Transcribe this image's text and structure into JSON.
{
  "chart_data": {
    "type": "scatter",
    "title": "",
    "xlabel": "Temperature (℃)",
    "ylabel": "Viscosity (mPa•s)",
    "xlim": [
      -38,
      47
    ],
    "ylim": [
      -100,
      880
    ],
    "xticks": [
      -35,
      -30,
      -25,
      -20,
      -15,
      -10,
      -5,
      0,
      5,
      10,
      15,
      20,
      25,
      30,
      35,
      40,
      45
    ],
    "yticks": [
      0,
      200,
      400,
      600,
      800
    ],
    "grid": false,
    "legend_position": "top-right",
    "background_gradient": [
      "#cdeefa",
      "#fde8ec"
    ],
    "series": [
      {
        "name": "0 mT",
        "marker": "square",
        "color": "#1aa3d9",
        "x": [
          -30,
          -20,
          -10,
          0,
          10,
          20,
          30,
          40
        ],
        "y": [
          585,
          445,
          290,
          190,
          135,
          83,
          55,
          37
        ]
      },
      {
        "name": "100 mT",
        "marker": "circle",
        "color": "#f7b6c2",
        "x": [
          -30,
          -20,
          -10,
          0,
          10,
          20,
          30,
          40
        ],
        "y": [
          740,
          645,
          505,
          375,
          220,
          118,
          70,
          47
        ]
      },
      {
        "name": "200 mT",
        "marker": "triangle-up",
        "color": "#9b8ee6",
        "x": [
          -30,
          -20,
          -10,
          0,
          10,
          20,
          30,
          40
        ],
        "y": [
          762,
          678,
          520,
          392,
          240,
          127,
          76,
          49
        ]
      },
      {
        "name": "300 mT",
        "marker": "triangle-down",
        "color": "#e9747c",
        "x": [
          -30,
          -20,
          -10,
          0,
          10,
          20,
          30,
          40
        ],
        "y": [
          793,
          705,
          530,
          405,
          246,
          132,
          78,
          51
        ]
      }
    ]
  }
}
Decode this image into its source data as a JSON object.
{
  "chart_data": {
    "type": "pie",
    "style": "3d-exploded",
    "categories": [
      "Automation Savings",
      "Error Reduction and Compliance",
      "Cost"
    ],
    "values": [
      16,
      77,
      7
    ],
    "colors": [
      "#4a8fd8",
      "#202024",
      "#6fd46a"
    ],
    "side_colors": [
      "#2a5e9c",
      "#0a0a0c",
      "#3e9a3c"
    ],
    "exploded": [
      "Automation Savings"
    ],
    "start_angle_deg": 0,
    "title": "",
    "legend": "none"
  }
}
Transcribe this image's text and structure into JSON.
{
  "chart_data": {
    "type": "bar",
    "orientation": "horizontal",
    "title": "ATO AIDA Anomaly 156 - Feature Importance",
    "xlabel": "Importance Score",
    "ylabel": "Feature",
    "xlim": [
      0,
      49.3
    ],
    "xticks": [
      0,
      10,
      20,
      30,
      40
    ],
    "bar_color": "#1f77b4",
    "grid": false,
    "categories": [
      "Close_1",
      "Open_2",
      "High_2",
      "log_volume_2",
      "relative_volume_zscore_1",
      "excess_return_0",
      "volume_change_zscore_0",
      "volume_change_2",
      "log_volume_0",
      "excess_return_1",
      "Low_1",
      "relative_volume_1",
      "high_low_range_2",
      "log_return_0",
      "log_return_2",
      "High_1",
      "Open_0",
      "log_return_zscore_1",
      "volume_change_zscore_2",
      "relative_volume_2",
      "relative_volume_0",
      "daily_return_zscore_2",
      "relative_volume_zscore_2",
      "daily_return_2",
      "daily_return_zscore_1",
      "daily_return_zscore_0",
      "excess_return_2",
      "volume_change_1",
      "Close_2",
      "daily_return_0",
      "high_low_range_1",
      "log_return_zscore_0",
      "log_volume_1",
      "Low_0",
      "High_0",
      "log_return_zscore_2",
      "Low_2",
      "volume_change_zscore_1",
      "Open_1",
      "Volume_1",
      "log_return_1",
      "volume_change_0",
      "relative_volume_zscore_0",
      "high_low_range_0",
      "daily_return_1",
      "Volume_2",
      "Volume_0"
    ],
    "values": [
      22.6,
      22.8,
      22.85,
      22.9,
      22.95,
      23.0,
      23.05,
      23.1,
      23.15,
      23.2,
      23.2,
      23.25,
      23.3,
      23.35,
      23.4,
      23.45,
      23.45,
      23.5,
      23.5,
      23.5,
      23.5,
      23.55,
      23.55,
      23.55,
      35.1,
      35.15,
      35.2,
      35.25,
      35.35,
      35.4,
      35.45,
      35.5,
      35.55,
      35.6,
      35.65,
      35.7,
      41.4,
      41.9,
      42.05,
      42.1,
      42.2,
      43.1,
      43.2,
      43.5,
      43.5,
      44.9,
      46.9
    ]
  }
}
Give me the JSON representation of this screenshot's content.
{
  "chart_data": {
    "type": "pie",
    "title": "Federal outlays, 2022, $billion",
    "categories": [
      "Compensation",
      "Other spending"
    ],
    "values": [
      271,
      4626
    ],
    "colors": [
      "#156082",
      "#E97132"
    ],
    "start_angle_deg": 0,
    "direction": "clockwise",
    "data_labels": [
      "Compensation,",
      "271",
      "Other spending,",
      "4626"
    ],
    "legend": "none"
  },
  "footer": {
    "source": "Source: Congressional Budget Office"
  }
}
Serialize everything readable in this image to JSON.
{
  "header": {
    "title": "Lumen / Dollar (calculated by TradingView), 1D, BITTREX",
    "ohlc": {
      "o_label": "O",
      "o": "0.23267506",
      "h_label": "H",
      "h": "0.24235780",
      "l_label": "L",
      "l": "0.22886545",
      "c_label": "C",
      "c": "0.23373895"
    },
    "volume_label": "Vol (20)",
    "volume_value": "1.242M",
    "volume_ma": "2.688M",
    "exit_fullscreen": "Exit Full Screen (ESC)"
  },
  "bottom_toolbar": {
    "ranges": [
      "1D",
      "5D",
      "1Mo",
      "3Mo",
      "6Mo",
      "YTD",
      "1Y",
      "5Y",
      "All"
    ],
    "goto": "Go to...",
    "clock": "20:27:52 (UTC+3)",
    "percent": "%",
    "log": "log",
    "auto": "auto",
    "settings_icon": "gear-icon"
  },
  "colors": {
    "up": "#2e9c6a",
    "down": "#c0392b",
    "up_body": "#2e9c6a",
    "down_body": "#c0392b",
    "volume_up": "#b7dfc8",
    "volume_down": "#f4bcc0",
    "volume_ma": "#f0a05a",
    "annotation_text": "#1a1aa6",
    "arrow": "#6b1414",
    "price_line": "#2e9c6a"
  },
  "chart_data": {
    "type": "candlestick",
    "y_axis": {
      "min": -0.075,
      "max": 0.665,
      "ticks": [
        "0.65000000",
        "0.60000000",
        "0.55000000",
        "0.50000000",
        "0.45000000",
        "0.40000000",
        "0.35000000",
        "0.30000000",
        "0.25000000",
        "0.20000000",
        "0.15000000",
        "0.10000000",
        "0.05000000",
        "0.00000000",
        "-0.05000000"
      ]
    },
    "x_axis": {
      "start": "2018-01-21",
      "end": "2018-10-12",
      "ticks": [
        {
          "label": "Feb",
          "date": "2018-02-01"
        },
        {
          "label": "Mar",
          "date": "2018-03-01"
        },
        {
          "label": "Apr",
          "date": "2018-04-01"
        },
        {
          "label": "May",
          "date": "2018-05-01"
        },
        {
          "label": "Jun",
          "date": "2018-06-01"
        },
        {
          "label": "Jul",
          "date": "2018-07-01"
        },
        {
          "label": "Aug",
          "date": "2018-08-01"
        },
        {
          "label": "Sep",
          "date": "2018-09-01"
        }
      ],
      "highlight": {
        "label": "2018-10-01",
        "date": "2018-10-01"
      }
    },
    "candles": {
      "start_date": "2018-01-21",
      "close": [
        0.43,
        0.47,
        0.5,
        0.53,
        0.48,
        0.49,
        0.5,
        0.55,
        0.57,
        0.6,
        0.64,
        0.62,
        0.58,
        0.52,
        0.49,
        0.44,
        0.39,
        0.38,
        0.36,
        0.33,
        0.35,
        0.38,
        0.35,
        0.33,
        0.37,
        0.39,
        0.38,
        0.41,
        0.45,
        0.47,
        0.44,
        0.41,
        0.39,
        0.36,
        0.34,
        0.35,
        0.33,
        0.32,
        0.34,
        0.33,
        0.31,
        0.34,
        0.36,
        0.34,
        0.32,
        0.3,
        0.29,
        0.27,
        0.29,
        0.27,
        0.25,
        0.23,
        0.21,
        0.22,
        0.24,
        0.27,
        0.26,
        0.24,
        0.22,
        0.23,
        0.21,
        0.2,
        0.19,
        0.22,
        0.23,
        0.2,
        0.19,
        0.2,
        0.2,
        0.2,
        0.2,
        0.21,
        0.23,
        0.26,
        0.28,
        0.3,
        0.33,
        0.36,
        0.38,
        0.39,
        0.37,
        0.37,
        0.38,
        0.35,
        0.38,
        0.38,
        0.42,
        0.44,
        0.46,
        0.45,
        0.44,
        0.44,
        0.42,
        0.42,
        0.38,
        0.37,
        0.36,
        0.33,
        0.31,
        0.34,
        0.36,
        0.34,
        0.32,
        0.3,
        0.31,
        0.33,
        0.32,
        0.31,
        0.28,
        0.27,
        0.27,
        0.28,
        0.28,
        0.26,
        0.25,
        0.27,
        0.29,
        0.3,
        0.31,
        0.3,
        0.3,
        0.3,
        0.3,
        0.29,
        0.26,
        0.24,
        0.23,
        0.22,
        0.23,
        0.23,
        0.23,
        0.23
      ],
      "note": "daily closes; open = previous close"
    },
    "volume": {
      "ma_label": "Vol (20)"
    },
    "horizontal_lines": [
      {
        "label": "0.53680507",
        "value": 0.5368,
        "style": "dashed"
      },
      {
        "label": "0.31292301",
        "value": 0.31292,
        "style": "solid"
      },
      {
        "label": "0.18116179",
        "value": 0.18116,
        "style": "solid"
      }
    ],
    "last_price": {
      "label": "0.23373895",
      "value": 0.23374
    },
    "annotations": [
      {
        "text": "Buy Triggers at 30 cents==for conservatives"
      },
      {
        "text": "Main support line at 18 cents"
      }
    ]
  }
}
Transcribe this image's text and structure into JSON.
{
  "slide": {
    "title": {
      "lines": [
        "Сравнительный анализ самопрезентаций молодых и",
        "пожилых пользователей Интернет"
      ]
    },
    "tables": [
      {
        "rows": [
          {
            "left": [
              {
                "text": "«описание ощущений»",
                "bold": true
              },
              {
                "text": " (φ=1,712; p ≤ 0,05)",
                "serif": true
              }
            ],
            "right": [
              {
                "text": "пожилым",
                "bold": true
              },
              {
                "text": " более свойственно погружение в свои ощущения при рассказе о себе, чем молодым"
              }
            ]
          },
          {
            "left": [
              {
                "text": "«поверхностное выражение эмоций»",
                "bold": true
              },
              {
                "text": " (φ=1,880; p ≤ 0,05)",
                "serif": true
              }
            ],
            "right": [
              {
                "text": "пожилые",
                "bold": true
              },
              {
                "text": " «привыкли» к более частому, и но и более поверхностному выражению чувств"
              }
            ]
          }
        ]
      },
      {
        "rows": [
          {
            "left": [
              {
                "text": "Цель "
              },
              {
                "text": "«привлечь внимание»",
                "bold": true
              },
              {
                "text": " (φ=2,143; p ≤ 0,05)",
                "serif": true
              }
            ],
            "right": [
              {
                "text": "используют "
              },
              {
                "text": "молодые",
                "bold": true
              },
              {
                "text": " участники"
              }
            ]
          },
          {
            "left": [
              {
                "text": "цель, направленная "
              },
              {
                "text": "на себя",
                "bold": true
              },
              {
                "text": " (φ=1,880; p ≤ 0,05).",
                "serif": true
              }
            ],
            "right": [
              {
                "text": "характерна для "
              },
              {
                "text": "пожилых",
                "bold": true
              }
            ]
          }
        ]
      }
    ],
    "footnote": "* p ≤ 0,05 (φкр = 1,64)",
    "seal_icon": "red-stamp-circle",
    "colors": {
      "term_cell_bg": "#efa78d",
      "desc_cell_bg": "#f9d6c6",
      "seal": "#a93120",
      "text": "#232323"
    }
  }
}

• TASK TO COMPLETE:
Figure out how many lines above include the string "Automation", then report that number and nothing else.

• WORKED ANSWER:
2